A run of records:
━━━

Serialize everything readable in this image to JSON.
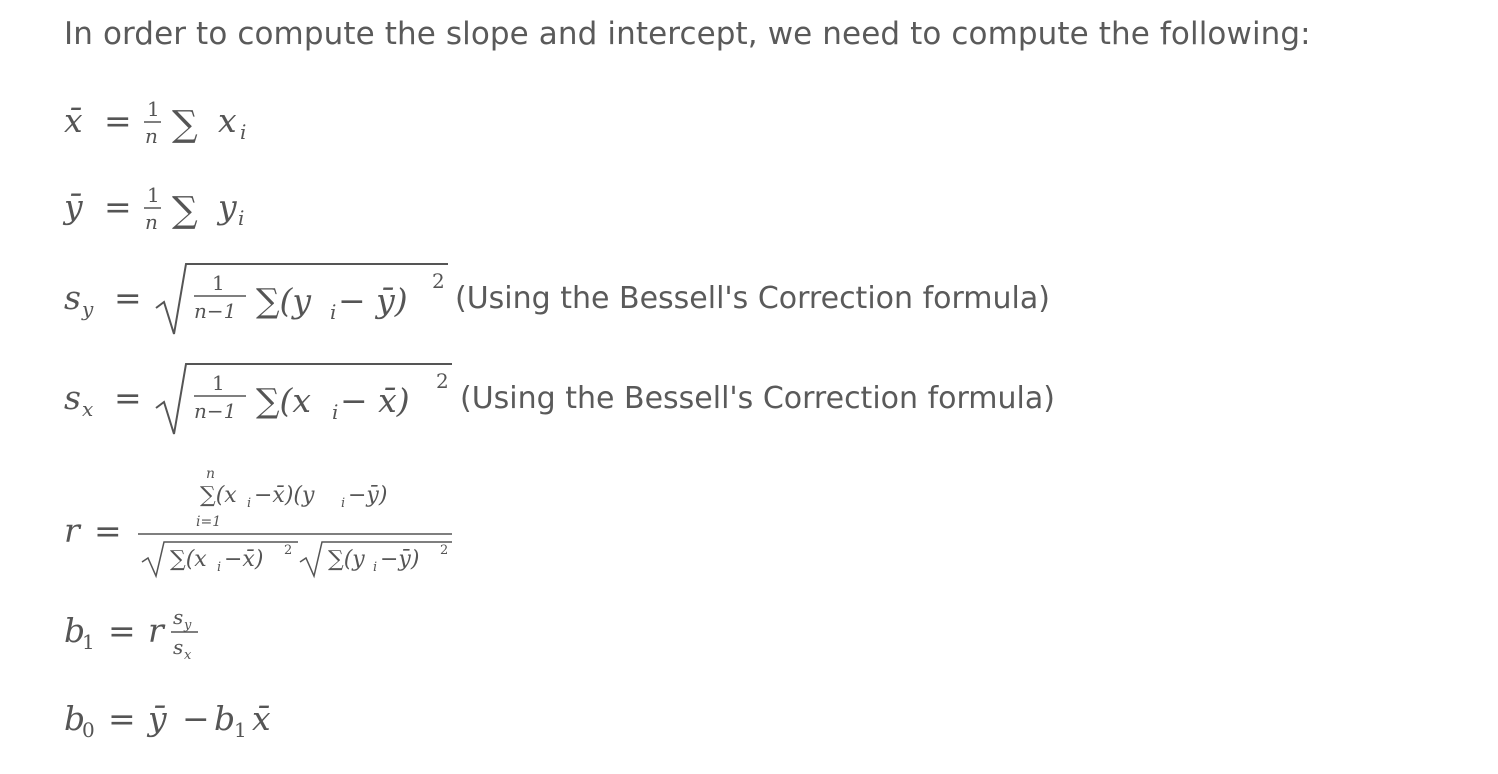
{
  "intro": "In order to compute the slope and intercept, we need to compute the following:",
  "formulas": {
    "xbar": {
      "lhs": "x̄",
      "eq": "=",
      "frac_num": "1",
      "frac_den": "n",
      "sum": "∑",
      "term": "x",
      "sub": "i"
    },
    "ybar": {
      "lhs": "ȳ",
      "eq": "=",
      "frac_num": "1",
      "frac_den": "n",
      "sum": "∑",
      "term": "y",
      "sub": "i"
    },
    "sy": {
      "lhs": "s",
      "lhs_sub": "y",
      "eq": "=",
      "frac_num": "1",
      "frac_den": "n−1",
      "body": "∑(y",
      "body_sub": "i",
      "body_rest": " − ȳ)",
      "power": "2",
      "note": "(Using the Bessell's Correction formula)"
    },
    "sx": {
      "lhs": "s",
      "lhs_sub": "x",
      "eq": "=",
      "frac_num": "1",
      "frac_den": "n−1",
      "body": "∑(x",
      "body_sub": "i",
      "body_rest": " − x̄)",
      "power": "2",
      "note": "(Using the Bessell's Correction formula)"
    },
    "r": {
      "lhs": "r",
      "eq": "=",
      "sum_top": "n",
      "sum_bottom": "i=1",
      "num_expr": "∑(x",
      "num_mid": "−x̄)(y",
      "num_end": "−ȳ)",
      "sub": "i",
      "den_left": "∑(x",
      "den_left_rest": "−x̄)",
      "den_right": "∑(y",
      "den_right_rest": "−ȳ)",
      "power": "2"
    },
    "b1": {
      "lhs": "b",
      "lhs_sub": "1",
      "eq": "=",
      "factor": "r",
      "num": "s",
      "num_sub": "y",
      "den": "s",
      "den_sub": "x"
    },
    "b0": {
      "lhs": "b",
      "lhs_sub": "0",
      "eq": "=",
      "first": "ȳ",
      "minus": "−",
      "second": "b",
      "second_sub": "1",
      "third": "x̄"
    }
  }
}
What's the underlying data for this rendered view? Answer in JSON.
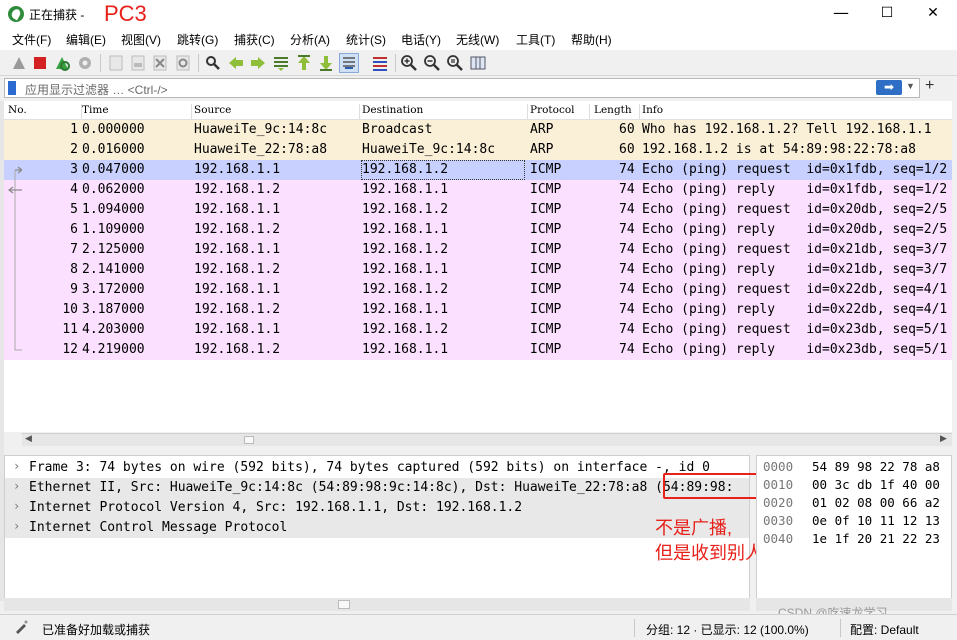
{
  "window": {
    "title": "正在捕获 -",
    "annotation": "PC3",
    "minimize": "—",
    "maximize": "☐",
    "close": "✕"
  },
  "menu": [
    "文件(F)",
    "编辑(E)",
    "视图(V)",
    "跳转(G)",
    "捕获(C)",
    "分析(A)",
    "统计(S)",
    "电话(Y)",
    "无线(W)",
    "工具(T)",
    "帮助(H)"
  ],
  "filter": {
    "placeholder": "应用显示过滤器 … <Ctrl-/>",
    "apply_label": "➡",
    "dropdown": "▼",
    "add_label": "+"
  },
  "packet_list": {
    "columns": [
      "No.",
      "Time",
      "Source",
      "Destination",
      "Protocol",
      "Length",
      "Info"
    ],
    "rows": [
      {
        "no": "1",
        "time": "0.000000",
        "src": "HuaweiTe_9c:14:8c",
        "dst": "Broadcast",
        "proto": "ARP",
        "len": "60",
        "info": "Who has 192.168.1.2? Tell 192.168.1.1"
      },
      {
        "no": "2",
        "time": "0.016000",
        "src": "HuaweiTe_22:78:a8",
        "dst": "HuaweiTe_9c:14:8c",
        "proto": "ARP",
        "len": "60",
        "info": "192.168.1.2 is at 54:89:98:22:78:a8"
      },
      {
        "no": "3",
        "time": "0.047000",
        "src": "192.168.1.1",
        "dst": "192.168.1.2",
        "proto": "ICMP",
        "len": "74",
        "info": "Echo (ping) request  id=0x1fdb, seq=1/2"
      },
      {
        "no": "4",
        "time": "0.062000",
        "src": "192.168.1.2",
        "dst": "192.168.1.1",
        "proto": "ICMP",
        "len": "74",
        "info": "Echo (ping) reply    id=0x1fdb, seq=1/2"
      },
      {
        "no": "5",
        "time": "1.094000",
        "src": "192.168.1.1",
        "dst": "192.168.1.2",
        "proto": "ICMP",
        "len": "74",
        "info": "Echo (ping) request  id=0x20db, seq=2/5"
      },
      {
        "no": "6",
        "time": "1.109000",
        "src": "192.168.1.2",
        "dst": "192.168.1.1",
        "proto": "ICMP",
        "len": "74",
        "info": "Echo (ping) reply    id=0x20db, seq=2/5"
      },
      {
        "no": "7",
        "time": "2.125000",
        "src": "192.168.1.1",
        "dst": "192.168.1.2",
        "proto": "ICMP",
        "len": "74",
        "info": "Echo (ping) request  id=0x21db, seq=3/7"
      },
      {
        "no": "8",
        "time": "2.141000",
        "src": "192.168.1.2",
        "dst": "192.168.1.1",
        "proto": "ICMP",
        "len": "74",
        "info": "Echo (ping) reply    id=0x21db, seq=3/7"
      },
      {
        "no": "9",
        "time": "3.172000",
        "src": "192.168.1.1",
        "dst": "192.168.1.2",
        "proto": "ICMP",
        "len": "74",
        "info": "Echo (ping) request  id=0x22db, seq=4/1"
      },
      {
        "no": "10",
        "time": "3.187000",
        "src": "192.168.1.2",
        "dst": "192.168.1.1",
        "proto": "ICMP",
        "len": "74",
        "info": "Echo (ping) reply    id=0x22db, seq=4/1"
      },
      {
        "no": "11",
        "time": "4.203000",
        "src": "192.168.1.1",
        "dst": "192.168.1.2",
        "proto": "ICMP",
        "len": "74",
        "info": "Echo (ping) request  id=0x23db, seq=5/1"
      },
      {
        "no": "12",
        "time": "4.219000",
        "src": "192.168.1.2",
        "dst": "192.168.1.1",
        "proto": "ICMP",
        "len": "74",
        "info": "Echo (ping) reply    id=0x23db, seq=5/1"
      }
    ]
  },
  "details": [
    "Frame 3: 74 bytes on wire (592 bits), 74 bytes captured (592 bits) on interface -, id 0",
    "Ethernet II, Src: HuaweiTe_9c:14:8c (54:89:98:9c:14:8c), Dst: HuaweiTe_22:78:a8 (54:89:98:",
    "Internet Protocol Version 4, Src: 192.168.1.1, Dst: 192.168.1.2",
    "Internet Control Message Protocol"
  ],
  "annotation_note": [
    "不是广播,",
    "但是收到别人的消息"
  ],
  "bytes": [
    {
      "off": "0000",
      "hex": "54 89 98 22 78 a8"
    },
    {
      "off": "0010",
      "hex": "00 3c db 1f 40 00"
    },
    {
      "off": "0020",
      "hex": "01 02 08 00 66 a2"
    },
    {
      "off": "0030",
      "hex": "0e 0f 10 11 12 13"
    },
    {
      "off": "0040",
      "hex": "1e 1f 20 21 22 23"
    }
  ],
  "watermark": "CSDN @吃速龙学习",
  "status": {
    "ready": "已准备好加载或捕获",
    "packets": "分组: 12 · 已显示: 12 (100.0%)",
    "profile": "配置: Default"
  },
  "colors": {
    "arp_row": "#faf0d7",
    "icmp_row": "#fce0ff",
    "selected_row": "#c8d0ff",
    "annotation": "#e8201a"
  }
}
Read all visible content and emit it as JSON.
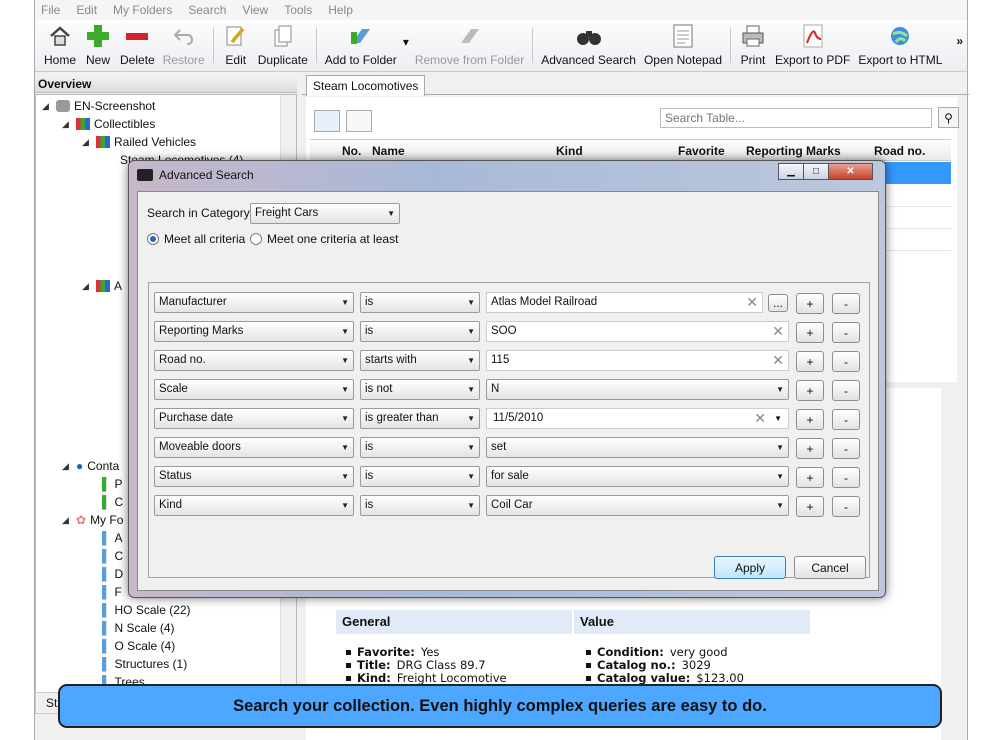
{
  "menu": [
    "File",
    "Edit",
    "My Folders",
    "Search",
    "View",
    "Tools",
    "Help"
  ],
  "toolbar": {
    "home": "Home",
    "new": "New",
    "delete": "Delete",
    "restore": "Restore",
    "edit": "Edit",
    "duplicate": "Duplicate",
    "add_to_folder": "Add to Folder",
    "remove_from_folder": "Remove from Folder",
    "advanced_search": "Advanced Search",
    "open_notepad": "Open Notepad",
    "print": "Print",
    "export_pdf": "Export to PDF",
    "export_html": "Export to HTML",
    "overflow": "»"
  },
  "sidebar": {
    "title": "Overview",
    "tree": {
      "root": "EN-Screenshot",
      "collectibles": "Collectibles",
      "railed": "Railed Vehicles",
      "steam": "Steam Locomotives (4)",
      "a": "A",
      "contacts": "Conta",
      "p": "P",
      "c": "C",
      "myfolders": "My Fo",
      "f1": "A",
      "f2": "C",
      "f3": "D",
      "f4": "F",
      "ho": "HO Scale (22)",
      "n": "N Scale (4)",
      "o": "O Scale (4)",
      "structures": "Structures (1)",
      "trees": "Trees"
    },
    "status": "Sta"
  },
  "main": {
    "tab": "Steam Locomotives",
    "search_placeholder": "Search Table...",
    "columns": [
      "No.",
      "Name",
      "Kind",
      "Favorite",
      "Reporting Marks",
      "Road no."
    ],
    "selected_row": {
      "name": "DRG Class 89.7",
      "kind": "Freight Locomotive"
    }
  },
  "details": {
    "general_header": "General",
    "value_header": "Value",
    "general": [
      {
        "k": "Favorite:",
        "v": "Yes"
      },
      {
        "k": "Title:",
        "v": "DRG Class 89.7"
      },
      {
        "k": "Kind:",
        "v": "Freight Locomotive"
      }
    ],
    "value": [
      {
        "k": "Condition:",
        "v": "very good"
      },
      {
        "k": "Catalog no.:",
        "v": "3029"
      },
      {
        "k": "Catalog value:",
        "v": "$123.00"
      }
    ]
  },
  "dialog": {
    "title": "Advanced Search",
    "category_label": "Search in Category:",
    "category_value": "Freight Cars",
    "radio_all": "Meet all criteria",
    "radio_one": "Meet one criteria at least",
    "criteria": [
      {
        "field": "Manufacturer",
        "op": "is",
        "value": "Atlas Model Railroad",
        "type": "text-browse"
      },
      {
        "field": "Reporting Marks",
        "op": "is",
        "value": "SOO",
        "type": "text"
      },
      {
        "field": "Road no.",
        "op": "starts with",
        "value": "115",
        "type": "text"
      },
      {
        "field": "Scale",
        "op": "is not",
        "value": "N",
        "type": "select"
      },
      {
        "field": "Purchase date",
        "op": "is greater than",
        "value": "11/5/2010",
        "type": "date"
      },
      {
        "field": "Moveable doors",
        "op": "is",
        "value": "set",
        "type": "select"
      },
      {
        "field": "Status",
        "op": "is",
        "value": "for sale",
        "type": "select"
      },
      {
        "field": "Kind",
        "op": "is",
        "value": "Coil Car",
        "type": "select"
      }
    ],
    "browse": "...",
    "plus": "+",
    "minus": "-",
    "apply": "Apply",
    "cancel": "Cancel"
  },
  "banner": "Search your collection. Even highly complex queries are easy to do."
}
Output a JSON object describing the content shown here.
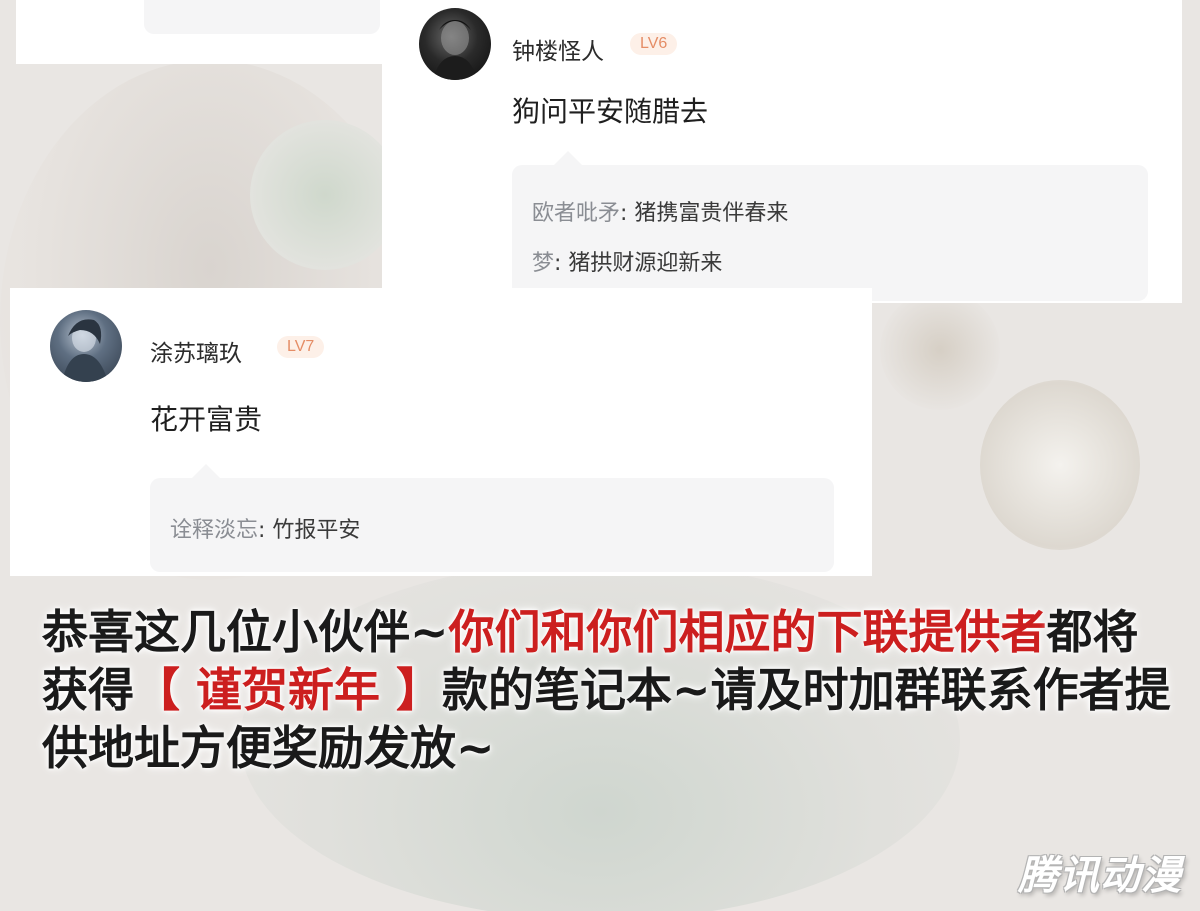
{
  "comments": [
    {
      "username": "钟楼怪人",
      "level": "LV6",
      "text": "狗问平安随腊去",
      "replies": [
        {
          "name": "欧者吡矛",
          "text": ": 猪携富贵伴春来"
        },
        {
          "name": "梦",
          "text": ": 猪拱财源迎新来"
        }
      ]
    },
    {
      "username": "涂苏璃玖",
      "level": "LV7",
      "text": "花开富贵",
      "replies": [
        {
          "name": "诠释淡忘",
          "text": ": 竹报平安"
        }
      ]
    }
  ],
  "announcement": {
    "part1": "恭喜这几位小伙伴~",
    "part2": "你们和你们相应的下联提供者",
    "part3": "都将获得",
    "part4": "【 谨贺新年 】",
    "part5": "款的笔记本~请及时加群联系作者提供地址方便奖励发放~"
  },
  "watermark": "腾讯动漫",
  "colors": {
    "highlight": "#cc1f1f",
    "level_text": "#e58d66",
    "reply_name": "#8a8d93"
  }
}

━━━

**The task**
Go through the listing above and locate each line that holds the word "Steam". Copy those lines.

**Exercise response**
      "steam": "Steam Locomotives (4)",
    "tab": "Steam Locomotives",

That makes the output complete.